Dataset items

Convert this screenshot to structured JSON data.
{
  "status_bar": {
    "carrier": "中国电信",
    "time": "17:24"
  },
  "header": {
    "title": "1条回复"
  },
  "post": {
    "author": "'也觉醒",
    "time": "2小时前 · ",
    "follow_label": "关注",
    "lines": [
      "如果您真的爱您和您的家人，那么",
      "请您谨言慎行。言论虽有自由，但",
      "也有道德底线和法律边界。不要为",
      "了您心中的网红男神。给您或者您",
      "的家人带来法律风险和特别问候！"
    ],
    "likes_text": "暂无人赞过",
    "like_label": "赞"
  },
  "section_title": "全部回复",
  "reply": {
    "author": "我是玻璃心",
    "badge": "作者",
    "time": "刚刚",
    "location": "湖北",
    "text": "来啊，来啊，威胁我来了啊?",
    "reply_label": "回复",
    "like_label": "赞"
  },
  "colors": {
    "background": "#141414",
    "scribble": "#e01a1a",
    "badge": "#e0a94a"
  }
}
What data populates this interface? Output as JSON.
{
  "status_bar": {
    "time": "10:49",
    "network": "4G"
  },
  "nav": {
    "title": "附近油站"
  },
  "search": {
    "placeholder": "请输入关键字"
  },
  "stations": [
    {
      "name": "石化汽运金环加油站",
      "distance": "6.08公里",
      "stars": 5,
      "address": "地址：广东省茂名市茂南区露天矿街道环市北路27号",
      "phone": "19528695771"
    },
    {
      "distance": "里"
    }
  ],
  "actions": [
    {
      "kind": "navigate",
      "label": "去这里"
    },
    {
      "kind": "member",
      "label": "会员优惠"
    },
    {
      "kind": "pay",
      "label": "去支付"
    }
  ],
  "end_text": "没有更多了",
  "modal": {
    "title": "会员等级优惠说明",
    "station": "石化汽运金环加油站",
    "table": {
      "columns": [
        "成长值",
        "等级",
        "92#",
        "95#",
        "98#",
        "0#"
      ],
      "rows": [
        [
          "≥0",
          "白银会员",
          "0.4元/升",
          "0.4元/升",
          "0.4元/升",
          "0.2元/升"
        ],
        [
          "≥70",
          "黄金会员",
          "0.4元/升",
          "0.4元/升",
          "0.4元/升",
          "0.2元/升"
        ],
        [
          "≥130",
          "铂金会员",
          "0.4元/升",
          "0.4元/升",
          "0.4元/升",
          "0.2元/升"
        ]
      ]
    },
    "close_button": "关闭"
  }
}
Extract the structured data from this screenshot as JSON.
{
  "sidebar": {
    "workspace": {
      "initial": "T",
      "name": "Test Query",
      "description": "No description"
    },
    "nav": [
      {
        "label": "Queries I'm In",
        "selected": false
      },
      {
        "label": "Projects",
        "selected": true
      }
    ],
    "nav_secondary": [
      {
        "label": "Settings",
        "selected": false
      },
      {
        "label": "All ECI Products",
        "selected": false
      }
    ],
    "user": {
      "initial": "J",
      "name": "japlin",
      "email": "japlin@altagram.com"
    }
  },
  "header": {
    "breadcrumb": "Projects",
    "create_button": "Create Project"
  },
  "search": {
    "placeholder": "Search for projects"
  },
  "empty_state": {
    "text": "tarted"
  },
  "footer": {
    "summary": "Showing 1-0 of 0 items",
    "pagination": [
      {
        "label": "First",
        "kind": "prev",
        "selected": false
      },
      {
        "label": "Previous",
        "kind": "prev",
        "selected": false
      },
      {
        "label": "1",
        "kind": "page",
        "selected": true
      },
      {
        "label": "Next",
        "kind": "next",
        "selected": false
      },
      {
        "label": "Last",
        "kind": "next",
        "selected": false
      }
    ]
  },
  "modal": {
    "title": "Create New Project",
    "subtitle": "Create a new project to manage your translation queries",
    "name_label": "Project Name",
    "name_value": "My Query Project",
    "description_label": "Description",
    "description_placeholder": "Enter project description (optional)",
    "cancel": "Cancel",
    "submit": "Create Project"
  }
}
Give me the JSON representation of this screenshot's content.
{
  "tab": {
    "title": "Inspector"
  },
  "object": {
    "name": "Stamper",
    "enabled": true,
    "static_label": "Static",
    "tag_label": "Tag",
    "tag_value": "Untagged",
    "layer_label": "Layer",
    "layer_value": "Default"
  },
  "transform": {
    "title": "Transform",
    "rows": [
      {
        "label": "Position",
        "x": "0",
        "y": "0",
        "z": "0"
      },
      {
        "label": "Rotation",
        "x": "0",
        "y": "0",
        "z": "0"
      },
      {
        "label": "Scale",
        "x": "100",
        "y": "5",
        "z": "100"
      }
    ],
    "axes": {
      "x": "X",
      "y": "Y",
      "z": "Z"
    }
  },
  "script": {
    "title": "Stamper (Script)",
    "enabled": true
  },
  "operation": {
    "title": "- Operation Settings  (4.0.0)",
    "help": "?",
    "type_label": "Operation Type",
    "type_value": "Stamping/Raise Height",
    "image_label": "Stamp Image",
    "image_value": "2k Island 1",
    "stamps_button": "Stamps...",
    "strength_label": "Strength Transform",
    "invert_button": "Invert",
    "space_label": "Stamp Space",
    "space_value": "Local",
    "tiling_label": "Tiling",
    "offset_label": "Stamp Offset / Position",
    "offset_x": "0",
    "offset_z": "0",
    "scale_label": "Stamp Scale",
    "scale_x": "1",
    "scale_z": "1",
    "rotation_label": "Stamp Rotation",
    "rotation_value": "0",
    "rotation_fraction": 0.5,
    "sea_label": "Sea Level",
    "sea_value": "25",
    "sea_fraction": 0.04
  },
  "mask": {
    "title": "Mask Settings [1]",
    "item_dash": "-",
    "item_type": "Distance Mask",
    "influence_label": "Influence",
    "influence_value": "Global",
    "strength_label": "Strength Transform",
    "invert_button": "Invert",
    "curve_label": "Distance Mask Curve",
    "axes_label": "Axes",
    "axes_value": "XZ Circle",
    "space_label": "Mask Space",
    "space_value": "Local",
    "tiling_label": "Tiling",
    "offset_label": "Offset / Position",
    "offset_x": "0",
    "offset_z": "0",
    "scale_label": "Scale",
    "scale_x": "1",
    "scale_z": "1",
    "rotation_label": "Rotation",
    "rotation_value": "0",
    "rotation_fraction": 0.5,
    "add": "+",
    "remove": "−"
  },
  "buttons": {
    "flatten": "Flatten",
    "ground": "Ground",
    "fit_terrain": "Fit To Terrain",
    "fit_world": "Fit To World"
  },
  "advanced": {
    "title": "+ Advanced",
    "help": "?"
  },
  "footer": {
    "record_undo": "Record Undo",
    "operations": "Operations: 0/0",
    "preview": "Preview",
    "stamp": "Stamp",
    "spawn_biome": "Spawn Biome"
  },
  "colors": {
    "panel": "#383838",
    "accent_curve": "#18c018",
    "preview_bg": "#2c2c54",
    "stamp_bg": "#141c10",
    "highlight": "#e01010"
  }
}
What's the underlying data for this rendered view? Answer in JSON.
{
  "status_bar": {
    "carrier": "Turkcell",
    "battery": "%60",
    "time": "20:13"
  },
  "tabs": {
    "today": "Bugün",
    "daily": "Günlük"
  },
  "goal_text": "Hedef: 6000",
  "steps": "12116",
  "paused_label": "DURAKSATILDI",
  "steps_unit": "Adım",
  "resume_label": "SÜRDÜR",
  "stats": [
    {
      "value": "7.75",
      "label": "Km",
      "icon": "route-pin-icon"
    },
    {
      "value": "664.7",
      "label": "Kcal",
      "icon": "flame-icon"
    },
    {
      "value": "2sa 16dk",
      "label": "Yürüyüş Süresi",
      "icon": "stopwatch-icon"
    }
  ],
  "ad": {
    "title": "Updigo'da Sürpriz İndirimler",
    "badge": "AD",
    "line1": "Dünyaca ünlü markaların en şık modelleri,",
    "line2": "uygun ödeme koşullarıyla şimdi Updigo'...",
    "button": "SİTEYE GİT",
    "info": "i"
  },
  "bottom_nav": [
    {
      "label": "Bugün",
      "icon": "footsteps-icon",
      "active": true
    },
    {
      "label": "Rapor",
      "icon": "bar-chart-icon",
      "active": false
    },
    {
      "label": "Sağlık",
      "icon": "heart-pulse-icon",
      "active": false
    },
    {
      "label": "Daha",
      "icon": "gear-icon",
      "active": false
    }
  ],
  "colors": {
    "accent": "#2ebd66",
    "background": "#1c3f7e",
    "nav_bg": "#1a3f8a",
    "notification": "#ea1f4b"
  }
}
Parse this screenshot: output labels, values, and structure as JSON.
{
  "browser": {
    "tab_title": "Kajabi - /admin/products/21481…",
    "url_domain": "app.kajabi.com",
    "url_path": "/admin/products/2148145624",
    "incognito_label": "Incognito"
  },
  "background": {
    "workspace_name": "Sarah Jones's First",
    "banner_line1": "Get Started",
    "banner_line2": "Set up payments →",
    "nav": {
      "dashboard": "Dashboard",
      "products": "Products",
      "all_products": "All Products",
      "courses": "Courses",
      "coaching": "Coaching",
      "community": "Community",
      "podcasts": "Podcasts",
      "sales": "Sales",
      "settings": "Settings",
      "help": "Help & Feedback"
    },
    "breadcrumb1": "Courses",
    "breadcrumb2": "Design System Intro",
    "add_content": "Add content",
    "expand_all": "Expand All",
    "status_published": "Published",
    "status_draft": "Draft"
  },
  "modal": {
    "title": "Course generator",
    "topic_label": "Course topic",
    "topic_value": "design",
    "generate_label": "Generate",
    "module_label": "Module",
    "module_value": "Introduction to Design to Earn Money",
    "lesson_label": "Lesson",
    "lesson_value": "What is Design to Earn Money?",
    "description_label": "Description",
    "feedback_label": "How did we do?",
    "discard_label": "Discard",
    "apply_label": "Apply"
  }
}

* **TASK REQUIREMENTS**: For each line in the data above that contains the string "background", extract the line.

* **EXERCISE RESULT**:
    "background": "#141414",
    "background": "#1c3f7e",
  "background": {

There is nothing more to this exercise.